Pick out each line of the records that includes the string "JSON", and copy it.
[Begin Records to process]
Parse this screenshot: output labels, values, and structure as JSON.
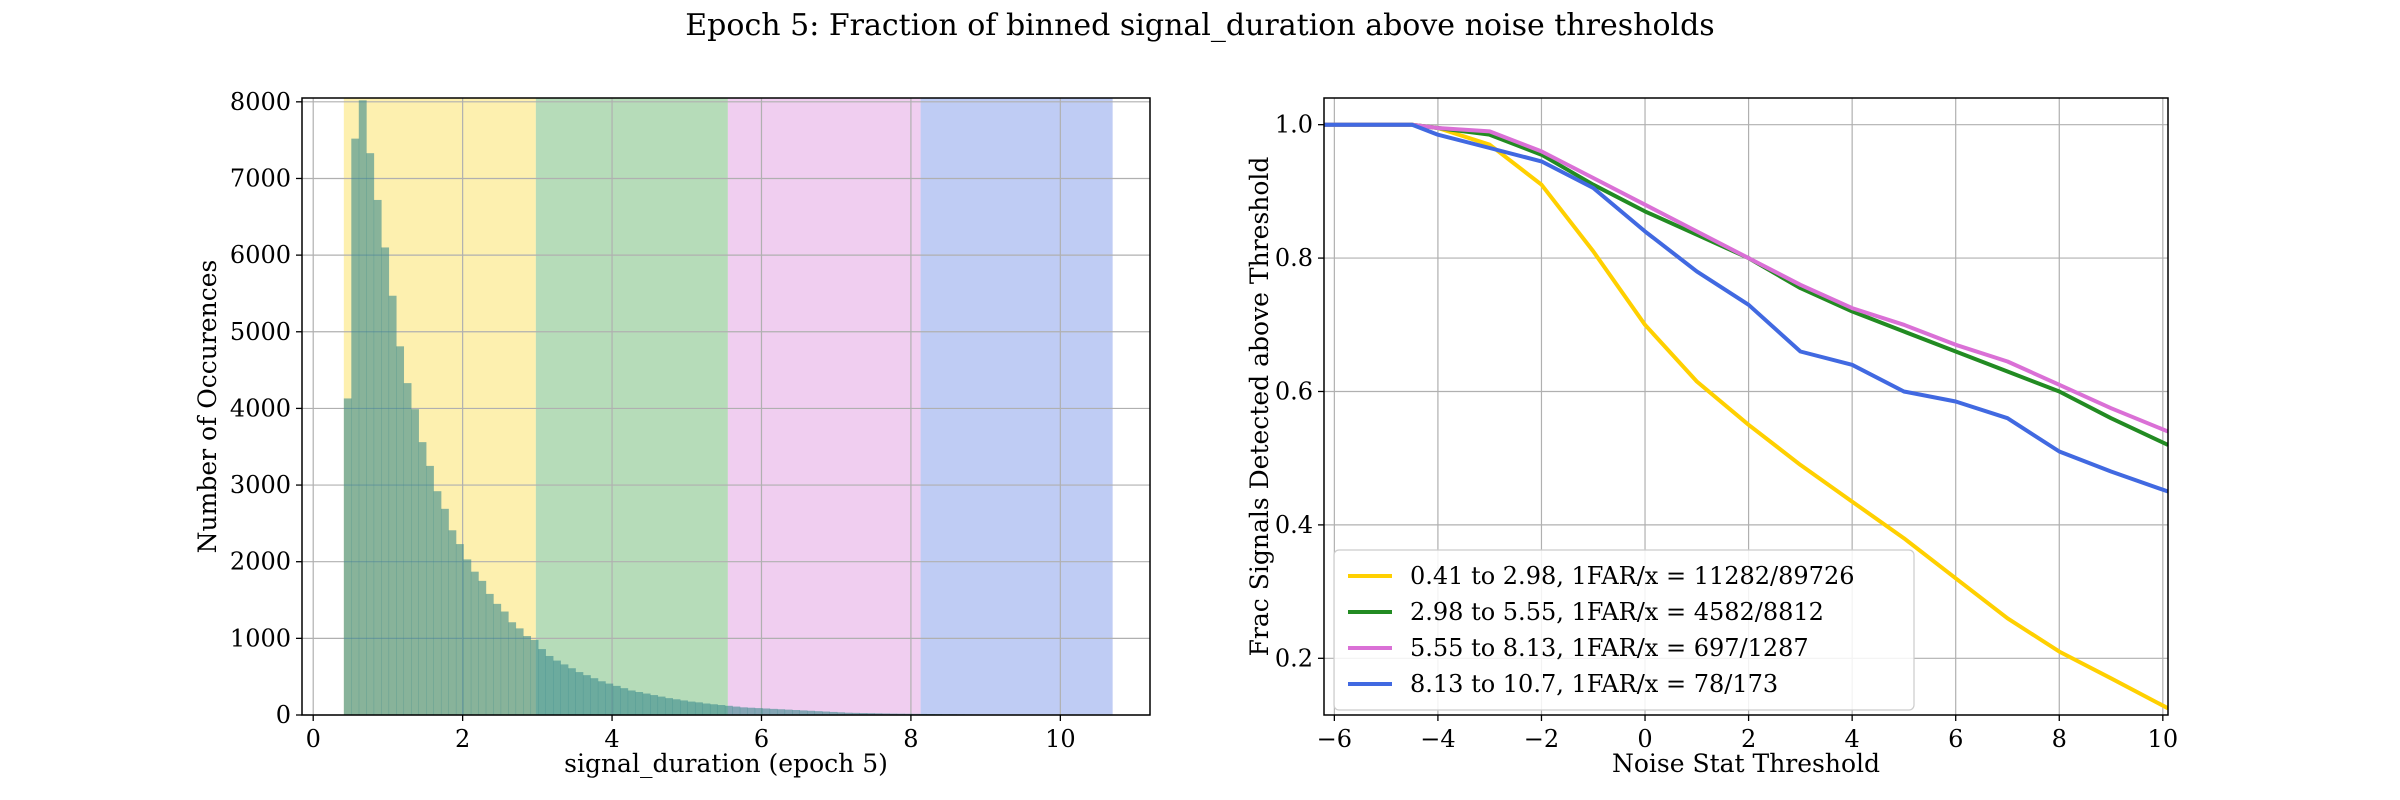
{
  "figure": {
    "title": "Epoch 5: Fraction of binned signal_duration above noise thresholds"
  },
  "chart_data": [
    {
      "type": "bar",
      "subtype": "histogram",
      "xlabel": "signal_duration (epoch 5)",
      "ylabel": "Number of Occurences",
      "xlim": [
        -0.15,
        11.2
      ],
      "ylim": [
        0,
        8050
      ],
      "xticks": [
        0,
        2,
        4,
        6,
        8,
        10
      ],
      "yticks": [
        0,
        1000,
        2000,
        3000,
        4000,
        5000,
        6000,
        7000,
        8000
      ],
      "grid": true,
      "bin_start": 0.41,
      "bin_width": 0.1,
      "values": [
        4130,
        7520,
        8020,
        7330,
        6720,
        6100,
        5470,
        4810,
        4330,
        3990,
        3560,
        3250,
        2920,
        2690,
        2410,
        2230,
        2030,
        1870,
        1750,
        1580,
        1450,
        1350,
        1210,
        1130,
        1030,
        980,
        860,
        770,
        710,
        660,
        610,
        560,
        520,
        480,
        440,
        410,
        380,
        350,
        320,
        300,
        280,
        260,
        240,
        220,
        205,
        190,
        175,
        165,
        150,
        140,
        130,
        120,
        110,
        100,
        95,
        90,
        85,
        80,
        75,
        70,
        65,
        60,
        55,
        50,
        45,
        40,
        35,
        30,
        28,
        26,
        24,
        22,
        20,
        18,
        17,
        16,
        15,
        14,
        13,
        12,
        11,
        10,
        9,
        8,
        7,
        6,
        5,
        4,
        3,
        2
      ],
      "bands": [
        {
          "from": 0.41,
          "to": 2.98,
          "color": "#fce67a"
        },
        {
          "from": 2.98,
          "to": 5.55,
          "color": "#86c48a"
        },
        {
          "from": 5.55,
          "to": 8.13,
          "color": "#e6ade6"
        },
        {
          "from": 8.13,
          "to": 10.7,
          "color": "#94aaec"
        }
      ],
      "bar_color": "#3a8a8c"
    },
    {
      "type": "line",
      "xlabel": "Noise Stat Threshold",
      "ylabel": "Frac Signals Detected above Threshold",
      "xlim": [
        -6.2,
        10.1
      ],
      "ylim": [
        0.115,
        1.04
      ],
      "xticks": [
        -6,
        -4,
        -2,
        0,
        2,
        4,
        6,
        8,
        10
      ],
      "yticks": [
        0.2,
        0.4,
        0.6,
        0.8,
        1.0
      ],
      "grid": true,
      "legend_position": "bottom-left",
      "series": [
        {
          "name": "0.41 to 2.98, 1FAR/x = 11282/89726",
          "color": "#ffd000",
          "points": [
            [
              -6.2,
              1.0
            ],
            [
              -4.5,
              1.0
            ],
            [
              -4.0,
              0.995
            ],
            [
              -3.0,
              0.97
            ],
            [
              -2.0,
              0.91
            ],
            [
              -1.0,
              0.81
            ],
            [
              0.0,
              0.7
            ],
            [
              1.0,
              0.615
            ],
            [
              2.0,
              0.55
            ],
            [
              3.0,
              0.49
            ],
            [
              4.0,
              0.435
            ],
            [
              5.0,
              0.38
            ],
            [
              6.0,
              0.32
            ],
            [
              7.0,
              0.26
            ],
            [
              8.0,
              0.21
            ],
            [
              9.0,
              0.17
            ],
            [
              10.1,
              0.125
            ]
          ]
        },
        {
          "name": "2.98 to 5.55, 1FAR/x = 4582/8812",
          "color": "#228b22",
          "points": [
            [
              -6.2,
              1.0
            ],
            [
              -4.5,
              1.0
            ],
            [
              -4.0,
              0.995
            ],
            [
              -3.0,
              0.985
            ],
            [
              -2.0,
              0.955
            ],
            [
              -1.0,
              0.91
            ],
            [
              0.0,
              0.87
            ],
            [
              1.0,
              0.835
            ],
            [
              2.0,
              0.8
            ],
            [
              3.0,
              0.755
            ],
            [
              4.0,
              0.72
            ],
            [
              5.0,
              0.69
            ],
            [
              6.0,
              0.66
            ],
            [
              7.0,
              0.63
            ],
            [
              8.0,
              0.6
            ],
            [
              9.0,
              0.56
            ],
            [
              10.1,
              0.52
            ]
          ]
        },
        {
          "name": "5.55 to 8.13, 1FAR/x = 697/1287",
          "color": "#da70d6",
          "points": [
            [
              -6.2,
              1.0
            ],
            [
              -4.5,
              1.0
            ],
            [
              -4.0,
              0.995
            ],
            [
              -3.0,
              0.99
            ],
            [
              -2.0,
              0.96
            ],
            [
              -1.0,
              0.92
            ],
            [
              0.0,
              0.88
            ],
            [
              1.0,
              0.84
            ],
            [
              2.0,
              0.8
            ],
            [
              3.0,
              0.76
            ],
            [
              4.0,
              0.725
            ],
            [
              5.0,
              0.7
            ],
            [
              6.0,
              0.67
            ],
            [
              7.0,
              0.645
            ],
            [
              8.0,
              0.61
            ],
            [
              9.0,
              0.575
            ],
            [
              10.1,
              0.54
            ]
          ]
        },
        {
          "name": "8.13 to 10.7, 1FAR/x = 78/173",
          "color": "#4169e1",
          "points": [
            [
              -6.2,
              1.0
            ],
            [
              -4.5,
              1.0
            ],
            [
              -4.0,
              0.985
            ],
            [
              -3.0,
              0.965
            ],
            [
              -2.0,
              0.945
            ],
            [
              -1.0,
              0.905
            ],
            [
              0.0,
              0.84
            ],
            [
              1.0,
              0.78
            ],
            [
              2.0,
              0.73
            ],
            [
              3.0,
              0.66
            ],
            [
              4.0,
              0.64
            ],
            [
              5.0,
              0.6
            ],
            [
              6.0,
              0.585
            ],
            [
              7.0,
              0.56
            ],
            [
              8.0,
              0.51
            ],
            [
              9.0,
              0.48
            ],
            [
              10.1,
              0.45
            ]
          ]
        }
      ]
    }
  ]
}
[End Records to process]
[Begin Records to process]
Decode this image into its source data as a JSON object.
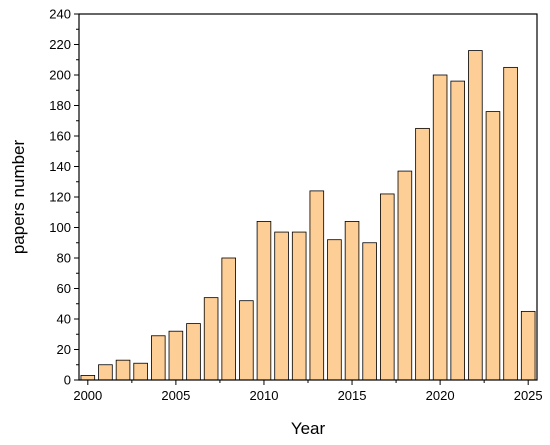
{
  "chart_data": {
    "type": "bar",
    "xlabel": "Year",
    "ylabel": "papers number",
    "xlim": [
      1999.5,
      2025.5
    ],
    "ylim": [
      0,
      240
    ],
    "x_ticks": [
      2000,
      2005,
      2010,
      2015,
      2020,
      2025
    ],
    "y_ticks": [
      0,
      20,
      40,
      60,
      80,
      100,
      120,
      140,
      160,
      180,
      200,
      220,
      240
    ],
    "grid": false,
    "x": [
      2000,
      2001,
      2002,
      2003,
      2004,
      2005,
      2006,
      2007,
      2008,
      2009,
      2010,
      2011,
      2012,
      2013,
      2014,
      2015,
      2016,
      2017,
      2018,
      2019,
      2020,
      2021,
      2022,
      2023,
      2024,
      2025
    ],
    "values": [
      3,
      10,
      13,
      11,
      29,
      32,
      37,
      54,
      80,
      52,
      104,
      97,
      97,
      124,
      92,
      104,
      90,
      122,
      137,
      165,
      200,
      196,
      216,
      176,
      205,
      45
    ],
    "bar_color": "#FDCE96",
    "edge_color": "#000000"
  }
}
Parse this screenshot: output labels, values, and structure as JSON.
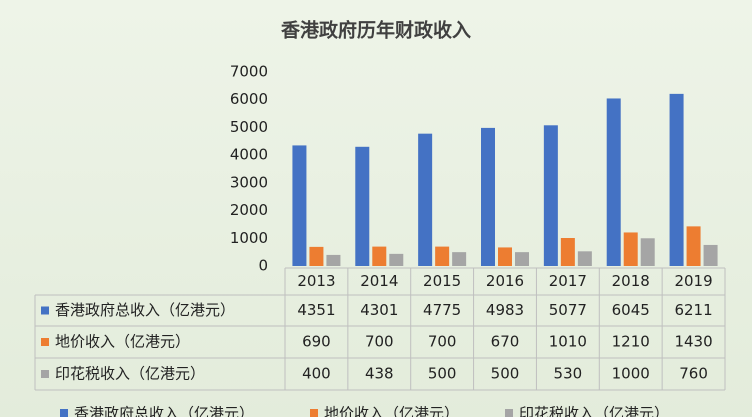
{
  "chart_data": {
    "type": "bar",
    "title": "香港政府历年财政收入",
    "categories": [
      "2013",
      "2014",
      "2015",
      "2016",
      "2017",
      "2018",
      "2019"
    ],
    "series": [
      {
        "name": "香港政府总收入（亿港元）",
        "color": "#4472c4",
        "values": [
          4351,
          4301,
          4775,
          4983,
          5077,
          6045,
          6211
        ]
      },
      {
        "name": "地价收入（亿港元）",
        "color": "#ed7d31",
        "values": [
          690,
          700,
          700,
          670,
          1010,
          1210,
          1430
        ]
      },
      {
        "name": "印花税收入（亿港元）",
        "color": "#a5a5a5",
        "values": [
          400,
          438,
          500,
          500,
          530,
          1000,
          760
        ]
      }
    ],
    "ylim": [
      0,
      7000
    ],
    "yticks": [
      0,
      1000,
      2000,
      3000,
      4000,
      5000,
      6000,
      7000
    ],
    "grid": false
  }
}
[End Records to process]
[Begin Records to process]
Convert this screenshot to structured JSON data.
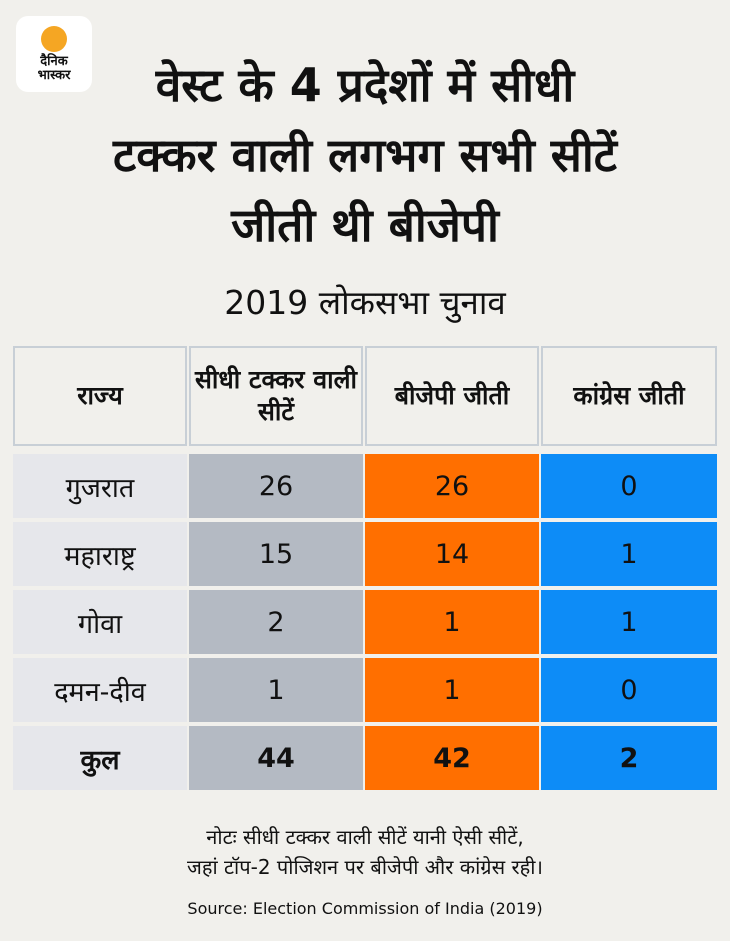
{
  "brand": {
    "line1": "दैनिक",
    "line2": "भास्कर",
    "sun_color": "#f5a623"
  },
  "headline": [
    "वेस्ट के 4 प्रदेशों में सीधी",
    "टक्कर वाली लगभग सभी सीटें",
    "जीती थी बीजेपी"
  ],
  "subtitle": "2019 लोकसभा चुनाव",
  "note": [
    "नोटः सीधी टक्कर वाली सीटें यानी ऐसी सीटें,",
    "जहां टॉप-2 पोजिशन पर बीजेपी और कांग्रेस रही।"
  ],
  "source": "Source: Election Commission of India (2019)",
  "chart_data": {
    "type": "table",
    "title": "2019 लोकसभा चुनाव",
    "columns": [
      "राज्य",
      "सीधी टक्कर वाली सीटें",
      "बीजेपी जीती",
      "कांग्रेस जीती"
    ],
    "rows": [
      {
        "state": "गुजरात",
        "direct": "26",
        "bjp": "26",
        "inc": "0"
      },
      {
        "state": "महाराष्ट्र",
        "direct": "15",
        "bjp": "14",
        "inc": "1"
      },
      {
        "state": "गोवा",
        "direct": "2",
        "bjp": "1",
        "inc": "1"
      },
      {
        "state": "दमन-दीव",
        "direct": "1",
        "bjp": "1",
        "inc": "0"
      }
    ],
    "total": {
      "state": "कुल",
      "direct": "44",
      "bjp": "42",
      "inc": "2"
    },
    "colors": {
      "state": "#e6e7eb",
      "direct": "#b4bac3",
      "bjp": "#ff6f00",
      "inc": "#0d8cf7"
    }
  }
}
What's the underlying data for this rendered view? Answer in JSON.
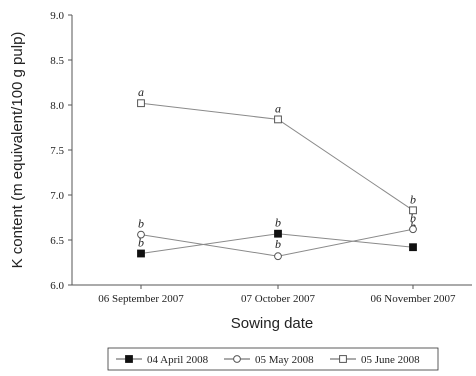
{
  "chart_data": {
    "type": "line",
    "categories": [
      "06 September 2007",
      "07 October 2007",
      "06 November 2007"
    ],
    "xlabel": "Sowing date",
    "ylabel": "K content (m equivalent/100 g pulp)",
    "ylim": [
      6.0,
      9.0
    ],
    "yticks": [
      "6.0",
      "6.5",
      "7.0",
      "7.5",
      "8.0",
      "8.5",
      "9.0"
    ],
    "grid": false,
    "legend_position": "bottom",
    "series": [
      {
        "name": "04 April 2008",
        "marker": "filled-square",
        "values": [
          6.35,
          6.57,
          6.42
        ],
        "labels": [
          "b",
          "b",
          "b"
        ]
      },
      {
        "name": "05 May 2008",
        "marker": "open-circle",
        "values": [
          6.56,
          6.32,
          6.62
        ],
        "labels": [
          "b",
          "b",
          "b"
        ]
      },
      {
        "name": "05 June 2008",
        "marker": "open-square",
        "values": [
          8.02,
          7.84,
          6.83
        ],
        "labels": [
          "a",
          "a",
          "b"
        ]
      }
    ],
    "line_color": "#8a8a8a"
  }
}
[End Records to process]
• **Solution to the exercise**
Parse this screenshot: output labels, values, and structure as JSON.
Decode this image into its source data as a JSON object.
Parse this screenshot: output labels, values, and structure as JSON.
Convert this screenshot to structured JSON data.
What's the underlying data for this rendered view? Answer in JSON.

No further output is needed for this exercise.